Objectives
A. According to the passage on GNP inks, what density was used to calculate the volume of the GNPs?
B. Write the next part of the passage on GNP inks, picking up right after its final sentence.

Selected extract
Printing inks typically consist of a functional component dispersed within a resin/solvent system. The resin/solvent systems used in printing inks are typically of much lower viscosity than the resin systems used in melt processing; therefore, interparticle interactions would be expected to play a much more significant role in dispersion, especially for high-aspect-ratio nanocarbons such as the GNPs. Shear and oscillatory rheometry were used to characterize the effect high loadings of high-aspect-ratio nanocarbons have on the rheological properties of a low-viscosity, near-Newtonian resin system for use in inks and coatings. Many of the viscosity suspension models are based on spherical particles, frequently micro sized. This work looks at their applicability to nanodimension high-aspect-ratio platelets.

Method

Materials

Ammonia plasma-functionalized GNPs (Haydale GNP-NH₃-STD) and a commercially available thermoplastic polyurethane (TPU) were used.

Ink synthesis

First, 12.5 wt% of TPU was dissolved into diacetone alcohol (Sigma-Aldrich) under mechanical stirring at 70°C to create the resin system. A density of 2.2 g/cm³ was used to calculate the volume of GNPs.4 Four phase volumes (ϕ), ϕ = 0.068, 0.090, 0.114, 0.136 of NH₃ GNP were wet in the TPU resin for 24 h. These were then further dispersed using a paint shaker (Minimix MK 4, Merris Development Engineers Ltd.) to ensure good dispersion of the mill base, before being passed through a triple roll mill. Directly following milling, the suspensions were then mixed with the paint shaker to ensure good uniformity throughout the milled ink.

Stored entries
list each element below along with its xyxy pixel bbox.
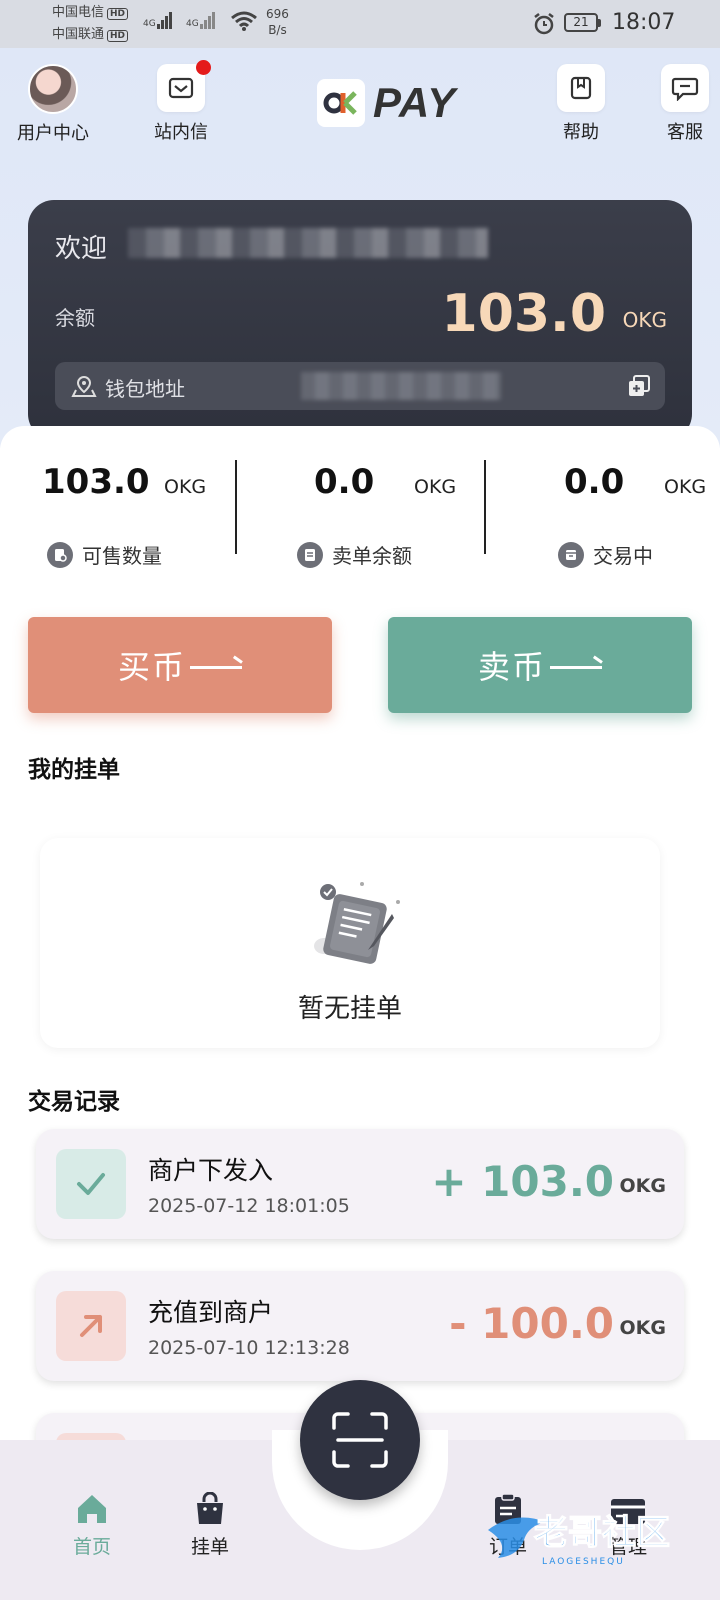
carrier-1: 中国电信 HD: [52, 5, 129, 20]
balance-value: 103.0: [441, 284, 606, 344]
coin-icon: [47, 541, 73, 568]
box-icon: [558, 541, 584, 568]
home-icon: [42, 1488, 142, 1526]
clock: 18:07: [612, 10, 676, 35]
stat-label: 卖单余额: [297, 540, 412, 569]
arrow-up-right-icon: [56, 1291, 126, 1361]
stat-value: 0.0: [314, 462, 375, 502]
nav-home[interactable]: 首页: [42, 1488, 142, 1559]
stat-divider: [484, 460, 486, 554]
help-label: 帮助: [563, 122, 599, 143]
check-icon: [56, 1149, 126, 1219]
welcome-text: 欢迎: [55, 234, 108, 264]
user-center-label: 用户中心: [17, 123, 89, 144]
logo-text: PAY: [373, 79, 457, 126]
user-center-button[interactable]: 用户中心: [8, 64, 98, 145]
sell-button[interactable]: 卖币: [388, 617, 692, 713]
nav-orders-list-label: 挂单: [190, 1536, 229, 1558]
transaction-date: 2025-07-10 12:13:28: [148, 1337, 350, 1359]
alarm-icon: [534, 13, 554, 35]
svg-text:LAOGESHEQU: LAOGESHEQU: [542, 1557, 625, 1567]
service-button[interactable]: 客服: [640, 64, 720, 144]
avatar: [28, 64, 78, 114]
empty-document-icon: [314, 882, 400, 964]
nav-orders-list[interactable]: 挂单: [160, 1488, 260, 1559]
address-label: 钱包地址: [105, 377, 185, 401]
unread-dot: [196, 60, 211, 75]
address-blurred: [301, 372, 501, 400]
book-icon: [557, 64, 605, 112]
balance-label: 余额: [55, 306, 95, 330]
arrow-right-icon: [550, 665, 602, 669]
transaction-unit: OKG: [619, 1175, 666, 1197]
mail-icon: [157, 60, 211, 112]
nav-home-label: 首页: [72, 1536, 111, 1558]
stat-trading: 0.0 OKG 交易中: [542, 462, 720, 568]
signal-2-icon: 4G: [186, 12, 216, 29]
carrier-2: 中国联通 HD: [52, 27, 129, 42]
transaction-title: 充值到商户: [148, 1298, 274, 1327]
transaction-date: 2025-07-12 18:01:05: [148, 1195, 350, 1217]
transaction-row[interactable]: 商户下发入 2025-07-12 18:01:05 + 103.0 OKG: [36, 1129, 684, 1239]
stat-divider: [235, 460, 237, 554]
scan-icon: [332, 1412, 388, 1468]
transaction-title: 商户下发入: [148, 1156, 274, 1185]
app-logo: PAY: [317, 78, 456, 128]
stat-label: 可售数量: [47, 540, 162, 569]
records-title: 交易记录: [28, 1089, 120, 1115]
svg-text:老哥社区: 老哥社区: [534, 1513, 670, 1553]
net-speed: 696 B/s: [266, 7, 289, 37]
stat-unit: OKG: [414, 476, 457, 498]
empty-orders-card: 暂无挂单: [40, 838, 660, 1048]
username-blurred: [128, 228, 488, 258]
watermark-logo: 老哥社区 LAOGESHEQU: [488, 1512, 671, 1567]
scan-button[interactable]: [300, 1380, 420, 1500]
document-icon: [297, 541, 323, 568]
arrow-right-icon: [190, 665, 242, 669]
ok-logo-icon: [317, 79, 365, 127]
inbox-button[interactable]: 站内信: [136, 60, 226, 144]
transaction-row[interactable]: 充值到商户 2025-07-10 12:13:28 - 100.0 OKG: [36, 1271, 684, 1381]
stat-label: 交易中: [558, 540, 653, 569]
balance-unit: OKG: [622, 308, 667, 332]
status-bar: 中国电信 HD 中国联通 HD 4G 4G 696 B/s 21 18:07: [0, 0, 720, 48]
copy-icon[interactable]: [627, 374, 651, 398]
service-label: 客服: [667, 122, 703, 143]
empty-orders-text: 暂无挂单: [297, 994, 402, 1024]
transaction-unit: OKG: [619, 1317, 666, 1339]
transaction-amount: - 100.0: [449, 1299, 614, 1348]
stat-value: 0.0: [564, 462, 625, 502]
buy-button[interactable]: 买币: [28, 617, 332, 713]
sell-label: 卖币: [477, 648, 546, 686]
chat-icon: [661, 64, 709, 112]
battery-icon: 21: [564, 13, 601, 32]
bag-icon: [160, 1488, 260, 1526]
transaction-amount: + 103.0: [431, 1157, 614, 1206]
stat-unit: OKG: [164, 476, 207, 498]
my-orders-title: 我的挂单: [28, 757, 120, 783]
location-icon: [71, 375, 97, 397]
buy-label: 买币: [117, 648, 186, 686]
help-button[interactable]: 帮助: [536, 64, 626, 144]
stat-available: 103.0 OKG 可售数量: [42, 462, 282, 568]
signal-1-icon: 4G: [143, 12, 173, 29]
wifi-icon: [231, 11, 257, 31]
wallet-card: 欢迎 余额 103.0 OKG 钱包地址: [28, 200, 692, 440]
wallet-address-bar[interactable]: 钱包地址: [55, 362, 665, 410]
stat-unit: OKG: [664, 476, 707, 498]
stat-sell-balance: 0.0 OKG 卖单余额: [292, 462, 532, 568]
inbox-label: 站内信: [154, 122, 208, 143]
stat-value: 103.0: [42, 462, 150, 502]
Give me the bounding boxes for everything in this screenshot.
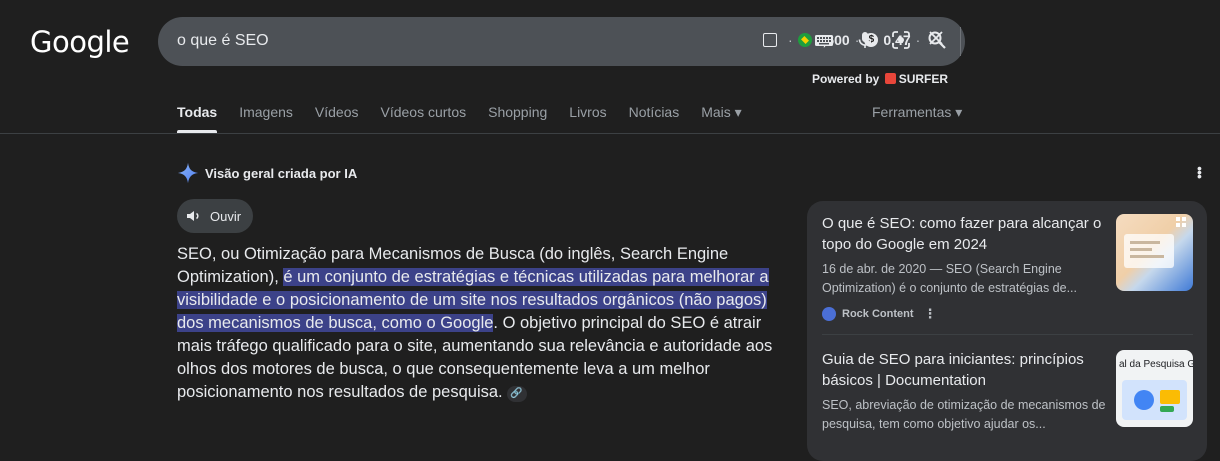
search-divider bbox=[960, 27, 961, 56]
keyword-checkbox[interactable] bbox=[763, 33, 777, 47]
tab-mais[interactable]: Mais ▾ bbox=[701, 104, 741, 133]
search-bar[interactable]: o que é SEO · 6,600 · $ 0.47 · bbox=[158, 17, 965, 66]
ai-overview-header: Visão geral criada por IA bbox=[177, 162, 357, 184]
source-title[interactable]: O que é SEO: como fazer para alcançar o … bbox=[822, 213, 1112, 255]
mic-icon[interactable] bbox=[855, 30, 877, 52]
source-divider bbox=[822, 334, 1193, 335]
brazil-flag-icon bbox=[797, 33, 812, 47]
speaker-icon bbox=[187, 211, 199, 221]
search-icon[interactable] bbox=[927, 30, 949, 52]
ai-overview-title: Visão geral criada por IA bbox=[205, 165, 358, 181]
tab-videos[interactable]: Vídeos bbox=[315, 104, 359, 133]
source-site: Rock Content ⋮ bbox=[822, 306, 1112, 322]
source-title[interactable]: Guia de SEO para iniciantes: princípios … bbox=[822, 349, 1112, 391]
source-thumbnail[interactable] bbox=[1116, 214, 1193, 291]
search-input[interactable]: o que é SEO bbox=[177, 32, 269, 50]
tab-videos-curtos[interactable]: Vídeos curtos bbox=[381, 104, 467, 133]
sources-card: O que é SEO: como fazer para alcançar o … bbox=[807, 201, 1207, 461]
source-description: 16 de abr. de 2020 — SEO (Search Engine … bbox=[822, 262, 1078, 295]
tools-button[interactable]: Ferramentas ▾ bbox=[872, 104, 962, 121]
powered-by-surfer[interactable]: Powered by SURFER bbox=[812, 72, 948, 86]
tab-shopping[interactable]: Shopping bbox=[488, 104, 547, 133]
rock-content-favicon-icon bbox=[822, 307, 836, 321]
source-item[interactable]: O que é SEO: como fazer para alcançar o … bbox=[822, 213, 1112, 322]
listen-button[interactable]: Ouvir bbox=[177, 199, 253, 233]
tab-livros[interactable]: Livros bbox=[569, 104, 606, 133]
ai-sparkle-icon bbox=[177, 162, 199, 184]
source-thumbnail[interactable]: al da Pesquisa G bbox=[1116, 350, 1193, 427]
lens-icon[interactable] bbox=[891, 30, 913, 52]
tab-imagens[interactable]: Imagens bbox=[239, 104, 293, 133]
tab-noticias[interactable]: Notícias bbox=[629, 104, 680, 133]
source-item[interactable]: Guia de SEO para iniciantes: princípios … bbox=[822, 349, 1112, 434]
link-icon[interactable]: 🔗 bbox=[506, 386, 527, 402]
tab-todas[interactable]: Todas bbox=[177, 104, 218, 133]
google-logo[interactable]: Google bbox=[30, 25, 130, 59]
search-tabs: Todas Imagens Vídeos Vídeos curtos Shopp… bbox=[177, 104, 764, 133]
keyboard-icon[interactable] bbox=[814, 30, 836, 52]
source-options-icon[interactable]: ⋮ bbox=[924, 306, 937, 322]
more-options-icon[interactable]: • • • bbox=[1197, 161, 1202, 183]
header-divider bbox=[0, 133, 1220, 134]
source-description: SEO, abreviação de otimização de mecanis… bbox=[822, 398, 1106, 431]
surfer-logo-icon bbox=[884, 73, 896, 84]
ai-overview-text: SEO, ou Otimização para Mecanismos de Bu… bbox=[177, 245, 773, 402]
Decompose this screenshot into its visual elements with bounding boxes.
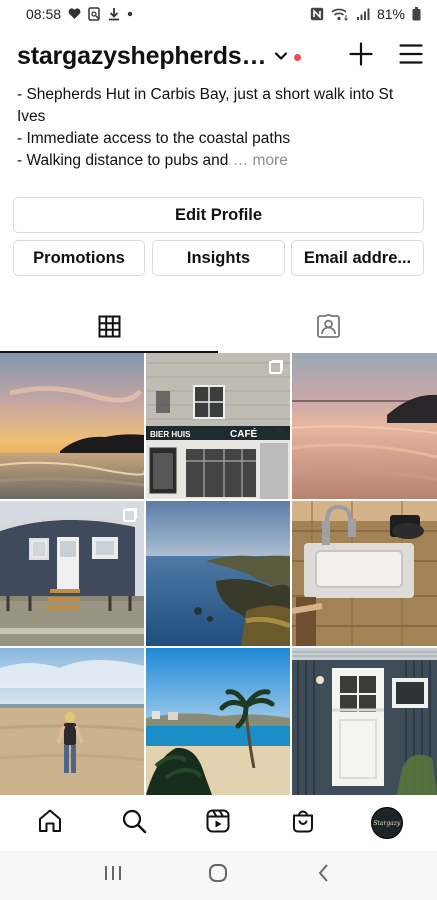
post-hut-door[interactable]: [292, 648, 437, 795]
nav-home[interactable]: [20, 798, 80, 848]
search-icon: [121, 808, 147, 839]
post-pink-sunset-sea[interactable]: [292, 353, 437, 499]
status-bar: 08:58 81%: [0, 0, 437, 28]
reels-icon: [205, 808, 231, 839]
bio-ellipsis: …: [232, 152, 249, 169]
nav-reels[interactable]: [188, 798, 248, 848]
nfc-icon: [310, 7, 324, 21]
post-sink-interior[interactable]: [292, 501, 437, 646]
bio-line: - Immediate access to the coastal paths: [17, 130, 291, 147]
status-right: 81%: [310, 6, 421, 22]
multiple-photos-icon: [123, 509, 136, 522]
bottom-navigation: Stargazy: [0, 795, 437, 851]
edit-profile-button[interactable]: Edit Profile: [13, 197, 424, 233]
signal-icon: [356, 8, 370, 21]
back-icon: [317, 863, 331, 888]
home-circle-icon: [208, 863, 228, 888]
post-coastal-cliffs[interactable]: [146, 501, 290, 646]
bio-line-truncated: - Walking distance to pubs and … more: [17, 150, 422, 172]
sign-bier-huis: BIER HUIS: [150, 430, 191, 439]
battery-percent: 81%: [376, 6, 405, 22]
status-left: 08:58: [26, 6, 133, 22]
post-shepherds-hut[interactable]: [0, 501, 144, 646]
email-address-button[interactable]: Email addre...: [291, 240, 424, 276]
profile-tabs: [0, 305, 437, 353]
posts-grid: BIER HUIS CAFÉ Be: [0, 353, 437, 795]
shop-icon: [290, 808, 316, 839]
recent-apps-button[interactable]: [88, 856, 138, 896]
download-icon: [108, 7, 120, 21]
screenshot-icon: [88, 7, 101, 21]
profile-avatar: Stargazy: [370, 807, 403, 839]
header-actions: [349, 41, 423, 71]
tab-tagged[interactable]: [219, 305, 437, 352]
nav-profile[interactable]: Stargazy: [357, 798, 417, 848]
account-username[interactable]: stargazyshepherds…: [17, 42, 266, 71]
menu-icon[interactable]: [399, 43, 423, 70]
post-woman-on-beach[interactable]: [0, 648, 144, 795]
plus-icon[interactable]: [349, 41, 373, 71]
bio-more-link[interactable]: more: [253, 152, 288, 169]
clock: 08:58: [26, 6, 62, 22]
wifi-icon: [331, 7, 349, 21]
bio-line: - Shepherds Hut in Carbis Bay, just a sh…: [17, 86, 394, 125]
tab-grid[interactable]: [0, 305, 218, 352]
chevron-down-icon[interactable]: [274, 51, 288, 61]
tagged-user-icon: [316, 313, 341, 344]
heart-icon: [68, 8, 81, 20]
nav-search[interactable]: [104, 798, 164, 848]
notification-dot: [294, 53, 302, 61]
insights-button[interactable]: Insights: [152, 240, 285, 276]
recent-apps-icon: [103, 864, 123, 887]
back-button[interactable]: [299, 856, 349, 896]
post-palm-tree-beach[interactable]: [146, 648, 290, 795]
home-icon: [37, 808, 63, 839]
multiple-photos-icon: [269, 361, 282, 374]
grid-icon: [98, 315, 121, 343]
profile-bio: - Shepherds Hut in Carbis Bay, just a sh…: [17, 84, 422, 172]
nav-shop[interactable]: [273, 798, 333, 848]
dot-icon: [127, 11, 133, 17]
avatar-logo-text: Stargazy: [373, 819, 401, 827]
bio-text: - Walking distance to pubs and: [17, 152, 229, 169]
post-sunset-beach[interactable]: [0, 353, 144, 499]
profile-header: stargazyshepherds…: [0, 32, 437, 80]
system-navigation-bar: [0, 851, 437, 900]
post-bier-huis-cafe[interactable]: BIER HUIS CAFÉ Be: [146, 353, 290, 499]
home-button[interactable]: [193, 856, 243, 896]
sign-cafe: CAFÉ: [230, 427, 258, 440]
sign-be: Be: [276, 428, 285, 435]
promotions-button[interactable]: Promotions: [13, 240, 145, 276]
battery-icon: [412, 7, 421, 21]
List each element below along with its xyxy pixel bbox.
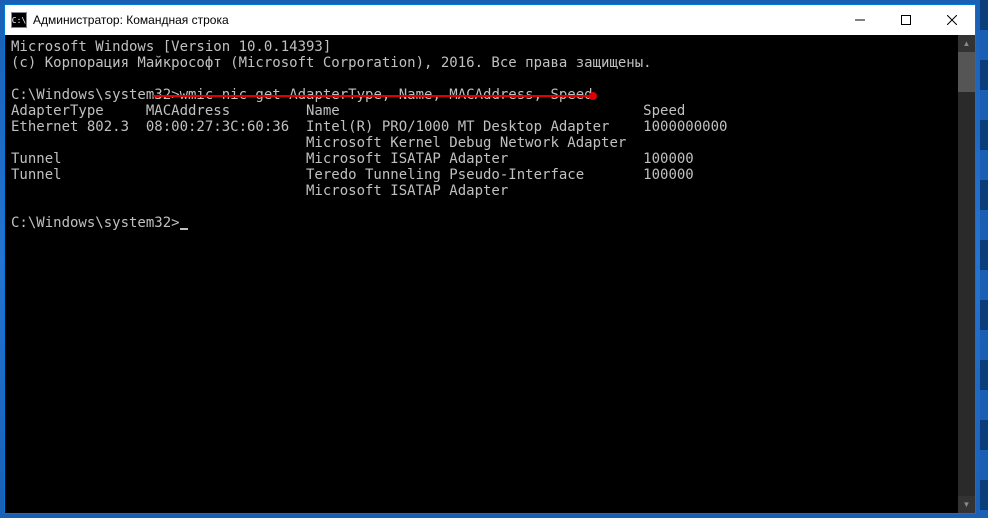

Answers by task
A. 2.2 g/cm³

B.
Rheometry

A stress-controlled rheometer (Malvern Kinexus Pro) was used to assess the rheological properties of the fluids. A 40-mm-diameter roughened parallel plate geometry was used to negate the risk of wall slip due to the heavily filled nature of the fluids. A gap of 0.5 mm was found experimentally to minimize wall slip and prevent particles jamming. The temperature was kept constant at 25°C using a Peltier cooling system. A solvent trap was used during rheological characterization to reduce solvent loss from the samples. Diacetone alcohol is often used in inks as it is slow evaporating.26 The materials were first subjected to an up-down shear ramp from 0.01 to 100 (Pa), ensuring consistent preshear of the material with the measurement of instantaneous viscosity taken from the down ramp. Equilibrium viscosity measurements were taken between 0.1 and 100 (s⁻¹). Before quiescent viscoelastic measurements were made, the linear viscoelastic range (LVR) of the materials used was assessed. In the LVR, the viscoelastic parameters, such as G′, are independent of strain or strain amplitude,18 demonstrating that the microstructure of the fluid responds without changing.9 Outside of this region, the microstructure is broken down or built up by the flow. To identify the LVR, strain amplitude sweeps were taken at 0.25, 1, and 10 Hz for the highest and least filled systems, and a complex strain of 1% was selected. The LVR decreased with increasing ϕ as suggested by Barnes.10 A frequency sweep was taken between 0.25 and 10 Hz, allowing for determination of the viscoelastic parameters. The results displayed are a mean of three measurements for each ink.

Analysis

The Solver Add-in in Microsoft Excel was used to fit a curve to the experimental data for the instantaneous viscosity at 1.17 s⁻¹. Generalized reduced gradient (GRG) nonlinear was selected as the solving method with 100,000 iterations using the intrinsic viscosity, [η], and maximum packing (ϕ_m) as the fitting parameters, as suggested by Mueller et al.15

Results and discussion

Particle characterization

The particle size distribution was estimated by SEM imaging of a screen-printed coating (Fig. 1). There is a wide particle size distribution of the GNPs with platelet diameter ranging from ≈ 1 to 8 μm. The platelets have generally fallen flat to form a paved type structure; however, within this structure are large gaps where the high-aspect-ratio platelets are unable to pack efficiently, with GNPs at various angles relative to the substrate in good agreement to the work on GNP-based inks by Potts et al.27 and the work on graphite composites by Kasgoz et al.19 The thickness of these platelets can be estimated to be ≈ 0.75–100 nm from the platelets which have not fallen flat and whose edges are visible. Three roll milling appears to be an effective technique for initial dispersion of GNPs in a low-viscosity resin system, and as indicated by the absence of any large agglomerates, the dispersion is initially stable over the 24-h period between dispersion and coating.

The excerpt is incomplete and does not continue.